■ DIRECTION:
Images appear in the records below; leave them out and repeat everything else exactly.

**********

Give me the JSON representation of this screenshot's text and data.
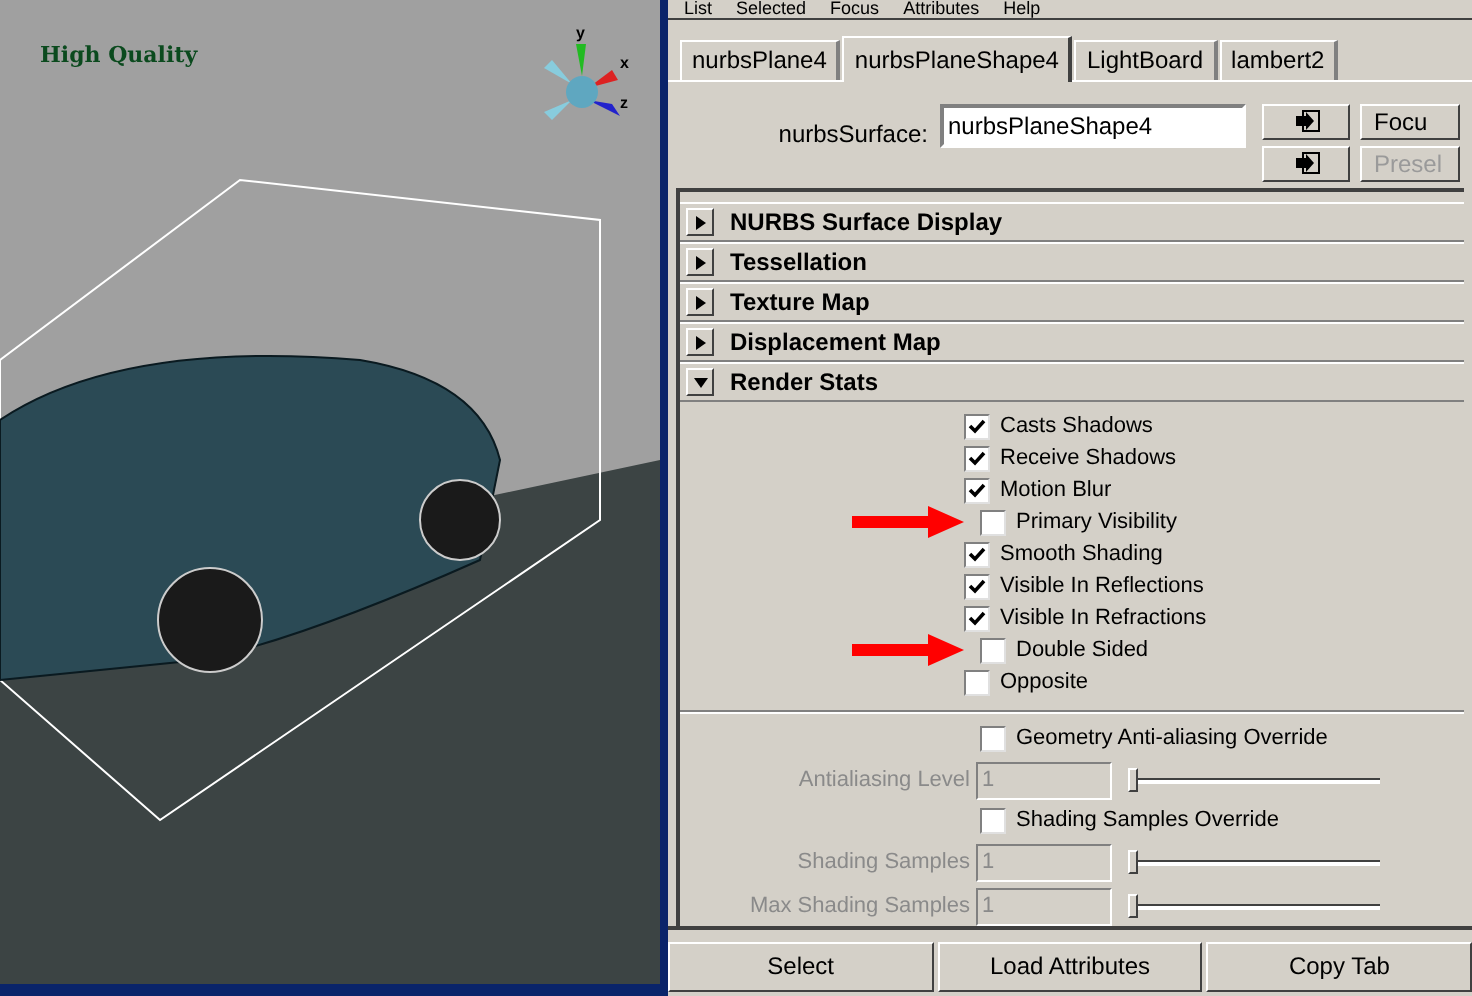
{
  "viewport": {
    "overlay_text": "High Quality",
    "gizmo_labels": [
      "y",
      "x",
      "z"
    ]
  },
  "menu": [
    "List",
    "Selected",
    "Focus",
    "Attributes",
    "Help"
  ],
  "tabs": [
    {
      "label": "nurbsPlane4",
      "selected": false
    },
    {
      "label": "nurbsPlaneShape4",
      "selected": true
    },
    {
      "label": "LightBoard",
      "selected": false
    },
    {
      "label": "lambert2",
      "selected": false
    }
  ],
  "node_field": {
    "label": "nurbsSurface:",
    "value": "nurbsPlaneShape4"
  },
  "side_buttons": [
    {
      "label": "Focu",
      "disabled": false
    },
    {
      "label": "Presel",
      "disabled": true
    }
  ],
  "sections": [
    {
      "title": "NURBS Surface Display",
      "expanded": false
    },
    {
      "title": "Tessellation",
      "expanded": false
    },
    {
      "title": "Texture Map",
      "expanded": false
    },
    {
      "title": "Displacement Map",
      "expanded": false
    },
    {
      "title": "Render Stats",
      "expanded": true
    }
  ],
  "render_stats": [
    {
      "label": "Casts Shadows",
      "checked": true,
      "marked": false
    },
    {
      "label": "Receive Shadows",
      "checked": true,
      "marked": false
    },
    {
      "label": "Motion Blur",
      "checked": true,
      "marked": false
    },
    {
      "label": "Primary Visibility",
      "checked": false,
      "marked": true
    },
    {
      "label": "Smooth Shading",
      "checked": true,
      "marked": false
    },
    {
      "label": "Visible In Reflections",
      "checked": true,
      "marked": false
    },
    {
      "label": "Visible In Refractions",
      "checked": true,
      "marked": false
    },
    {
      "label": "Double Sided",
      "checked": false,
      "marked": true
    },
    {
      "label": "Opposite",
      "checked": false,
      "marked": false
    }
  ],
  "overrides": [
    {
      "kind": "checkbox",
      "label": "Geometry Anti-aliasing Override",
      "checked": false
    },
    {
      "kind": "slider",
      "label": "Antialiasing Level",
      "value": "1",
      "level": 0.0,
      "disabled": true
    },
    {
      "kind": "checkbox",
      "label": "Shading Samples Override",
      "checked": false
    },
    {
      "kind": "slider",
      "label": "Shading Samples",
      "value": "1",
      "level": 0.0,
      "disabled": true
    },
    {
      "kind": "slider",
      "label": "Max Shading Samples",
      "value": "1",
      "level": 0.0,
      "disabled": true
    }
  ],
  "buttons": [
    "Select",
    "Load Attributes",
    "Copy Tab"
  ]
}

**********

■ COMPLETED EXERCISE:
Give me the JSON representation of this screenshot's text and data.
{
  "viewport": {
    "overlay_text": "High Quality",
    "gizmo_labels": [
      "y",
      "x",
      "z"
    ]
  },
  "menu": [
    "List",
    "Selected",
    "Focus",
    "Attributes",
    "Help"
  ],
  "tabs": [
    {
      "label": "nurbsPlane4",
      "selected": false
    },
    {
      "label": "nurbsPlaneShape4",
      "selected": true
    },
    {
      "label": "LightBoard",
      "selected": false
    },
    {
      "label": "lambert2",
      "selected": false
    }
  ],
  "node_field": {
    "label": "nurbsSurface:",
    "value": "nurbsPlaneShape4"
  },
  "side_buttons": [
    {
      "label": "Focu",
      "disabled": false
    },
    {
      "label": "Presel",
      "disabled": true
    }
  ],
  "sections": [
    {
      "title": "NURBS Surface Display",
      "expanded": false
    },
    {
      "title": "Tessellation",
      "expanded": false
    },
    {
      "title": "Texture Map",
      "expanded": false
    },
    {
      "title": "Displacement Map",
      "expanded": false
    },
    {
      "title": "Render Stats",
      "expanded": true
    }
  ],
  "render_stats": [
    {
      "label": "Casts Shadows",
      "checked": true,
      "marked": false
    },
    {
      "label": "Receive Shadows",
      "checked": true,
      "marked": false
    },
    {
      "label": "Motion Blur",
      "checked": true,
      "marked": false
    },
    {
      "label": "Primary Visibility",
      "checked": false,
      "marked": true
    },
    {
      "label": "Smooth Shading",
      "checked": true,
      "marked": false
    },
    {
      "label": "Visible In Reflections",
      "checked": true,
      "marked": false
    },
    {
      "label": "Visible In Refractions",
      "checked": true,
      "marked": false
    },
    {
      "label": "Double Sided",
      "checked": false,
      "marked": true
    },
    {
      "label": "Opposite",
      "checked": false,
      "marked": false
    }
  ],
  "overrides": [
    {
      "kind": "checkbox",
      "label": "Geometry Anti-aliasing Override",
      "checked": false
    },
    {
      "kind": "slider",
      "label": "Antialiasing Level",
      "value": "1",
      "level": 0.0,
      "disabled": true
    },
    {
      "kind": "checkbox",
      "label": "Shading Samples Override",
      "checked": false
    },
    {
      "kind": "slider",
      "label": "Shading Samples",
      "value": "1",
      "level": 0.0,
      "disabled": true
    },
    {
      "kind": "slider",
      "label": "Max Shading Samples",
      "value": "1",
      "level": 0.0,
      "disabled": true
    }
  ],
  "buttons": [
    "Select",
    "Load Attributes",
    "Copy Tab"
  ]
}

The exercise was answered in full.